#### RECORDS
::::
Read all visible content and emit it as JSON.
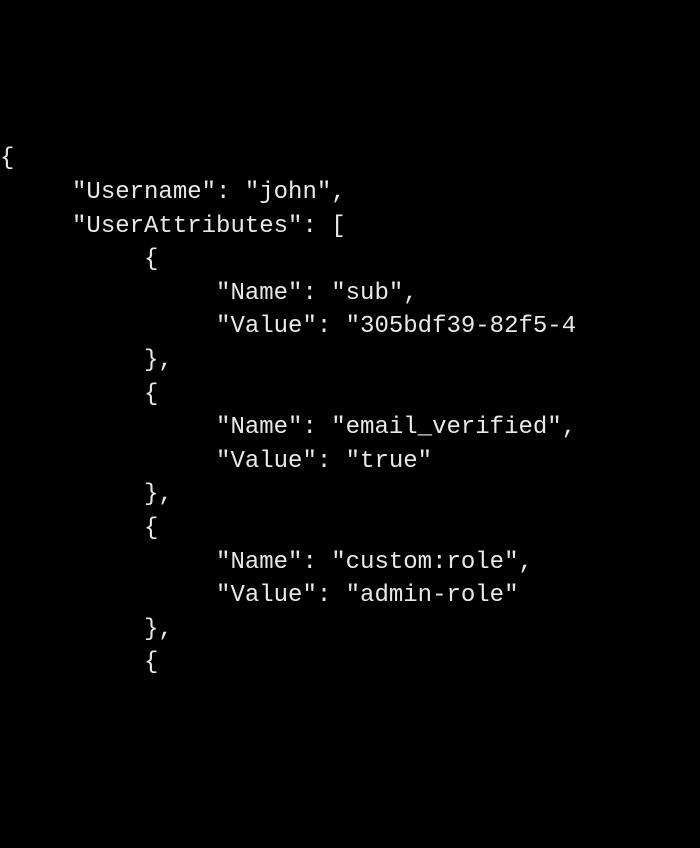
{
  "lines": {
    "l0": "{",
    "l1": "     \"Username\": \"john\",",
    "l2": "     \"UserAttributes\": [",
    "l3": "          {",
    "l4": "               \"Name\": \"sub\",",
    "l5": "               \"Value\": \"305bdf39-82f5-4",
    "l6": "          },",
    "l7": "          {",
    "l8": "               \"Name\": \"email_verified\",",
    "l9": "               \"Value\": \"true\"",
    "l10": "          },",
    "l11": "          {",
    "l12": "               \"Name\": \"custom:role\",",
    "l13": "               \"Value\": \"admin-role\"",
    "l14": "          },",
    "l15": "          {"
  }
}
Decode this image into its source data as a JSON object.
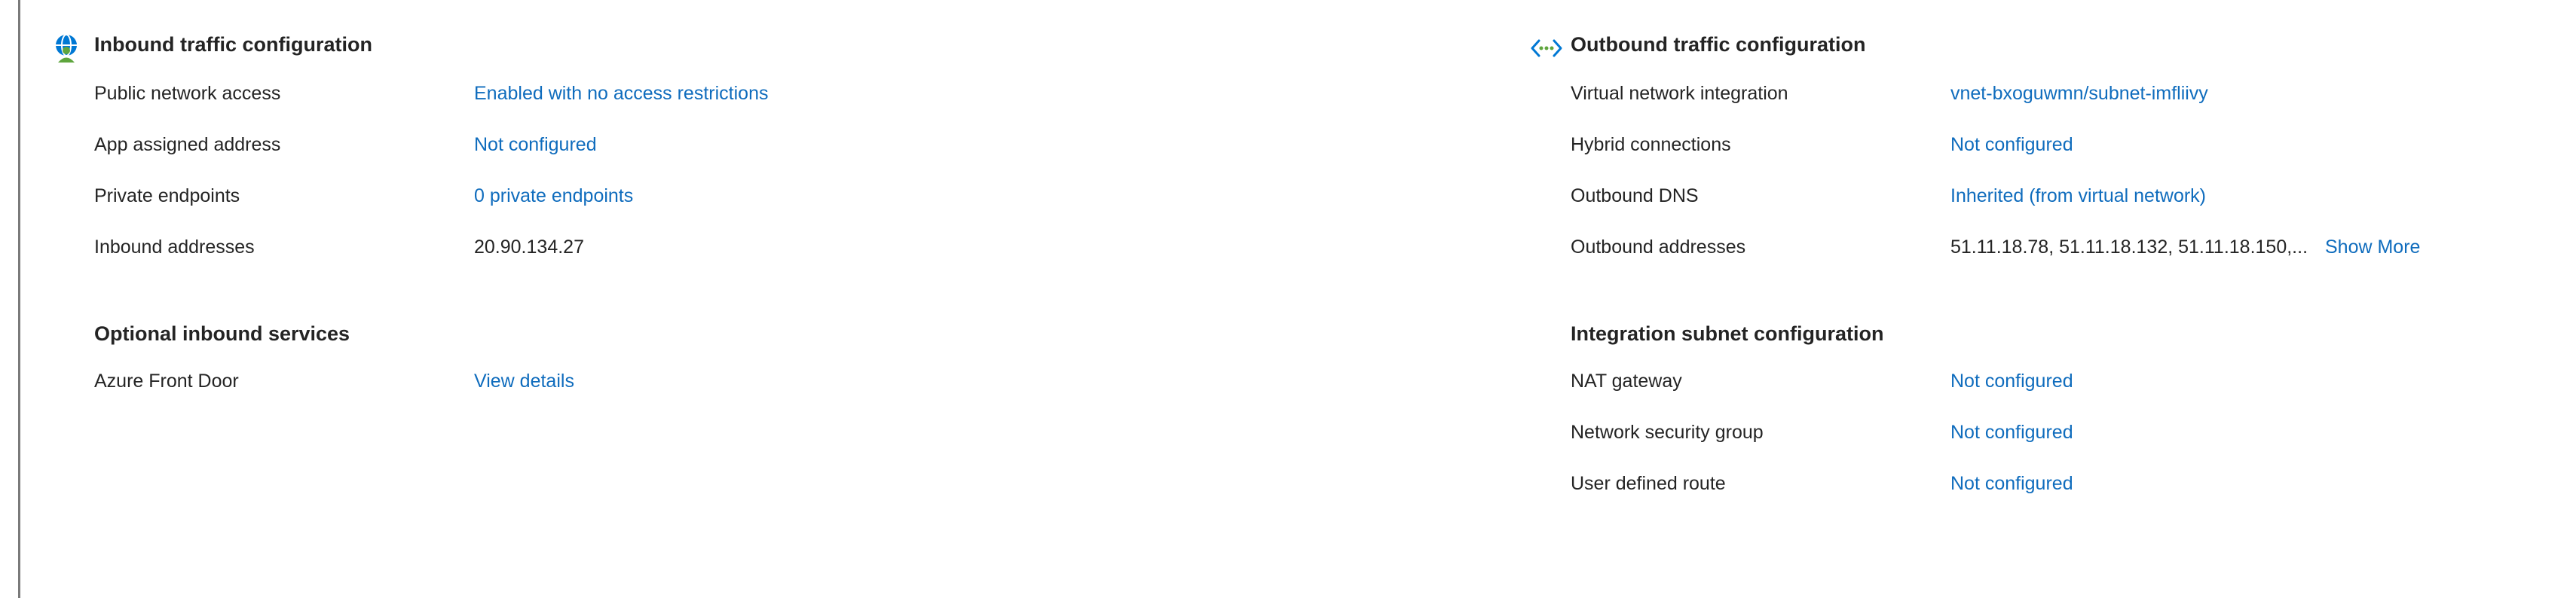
{
  "inbound": {
    "title": "Inbound traffic configuration",
    "rows": [
      {
        "label": "Public network access",
        "value": "Enabled with no access restrictions"
      },
      {
        "label": "App assigned address",
        "value": "Not configured"
      },
      {
        "label": "Private endpoints",
        "value": "0 private endpoints"
      },
      {
        "label": "Inbound addresses",
        "value": "20.90.134.27"
      }
    ],
    "optional_title": "Optional inbound services",
    "optional_rows": [
      {
        "label": "Azure Front Door",
        "value": "View details"
      }
    ]
  },
  "outbound": {
    "title": "Outbound traffic configuration",
    "rows": [
      {
        "label": "Virtual network integration",
        "value": "vnet-bxoguwmn/subnet-imfliivy"
      },
      {
        "label": "Hybrid connections",
        "value": "Not configured"
      },
      {
        "label": "Outbound DNS",
        "value": "Inherited (from virtual network)"
      },
      {
        "label": "Outbound addresses",
        "value": "51.11.18.78, 51.11.18.132, 51.11.18.150,...",
        "show_more": "Show More"
      }
    ],
    "subnet_title": "Integration subnet configuration",
    "subnet_rows": [
      {
        "label": "NAT gateway",
        "value": "Not configured"
      },
      {
        "label": "Network security group",
        "value": "Not configured"
      },
      {
        "label": "User defined route",
        "value": "Not configured"
      }
    ]
  },
  "icons": {
    "inbound": "globe-person-icon",
    "outbound": "outbound-arrows-icon"
  },
  "colors": {
    "link": "#0f6cbd",
    "text": "#242424",
    "icon_blue": "#0078d4",
    "icon_green": "#5ea53d"
  }
}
::::
#### EXERCISE DESCRIPTION
What is needed is an exact reproduction of the data, pictures excluded.

#### EXPECTED ANSWER
Read all visible content and emit it as JSON.
{
  "lines": {
    "l0": "{",
    "l1": "     \"Username\": \"john\",",
    "l2": "     \"UserAttributes\": [",
    "l3": "          {",
    "l4": "               \"Name\": \"sub\",",
    "l5": "               \"Value\": \"305bdf39-82f5-4",
    "l6": "          },",
    "l7": "          {",
    "l8": "               \"Name\": \"email_verified\",",
    "l9": "               \"Value\": \"true\"",
    "l10": "          },",
    "l11": "          {",
    "l12": "               \"Name\": \"custom:role\",",
    "l13": "               \"Value\": \"admin-role\"",
    "l14": "          },",
    "l15": "          {"
  }
}
Decode this image into its source data as a JSON object.
{
  "inbound": {
    "title": "Inbound traffic configuration",
    "rows": [
      {
        "label": "Public network access",
        "value": "Enabled with no access restrictions"
      },
      {
        "label": "App assigned address",
        "value": "Not configured"
      },
      {
        "label": "Private endpoints",
        "value": "0 private endpoints"
      },
      {
        "label": "Inbound addresses",
        "value": "20.90.134.27"
      }
    ],
    "optional_title": "Optional inbound services",
    "optional_rows": [
      {
        "label": "Azure Front Door",
        "value": "View details"
      }
    ]
  },
  "outbound": {
    "title": "Outbound traffic configuration",
    "rows": [
      {
        "label": "Virtual network integration",
        "value": "vnet-bxoguwmn/subnet-imfliivy"
      },
      {
        "label": "Hybrid connections",
        "value": "Not configured"
      },
      {
        "label": "Outbound DNS",
        "value": "Inherited (from virtual network)"
      },
      {
        "label": "Outbound addresses",
        "value": "51.11.18.78, 51.11.18.132, 51.11.18.150,...",
        "show_more": "Show More"
      }
    ],
    "subnet_title": "Integration subnet configuration",
    "subnet_rows": [
      {
        "label": "NAT gateway",
        "value": "Not configured"
      },
      {
        "label": "Network security group",
        "value": "Not configured"
      },
      {
        "label": "User defined route",
        "value": "Not configured"
      }
    ]
  },
  "icons": {
    "inbound": "globe-person-icon",
    "outbound": "outbound-arrows-icon"
  },
  "colors": {
    "link": "#0f6cbd",
    "text": "#242424",
    "icon_blue": "#0078d4",
    "icon_green": "#5ea53d"
  }
}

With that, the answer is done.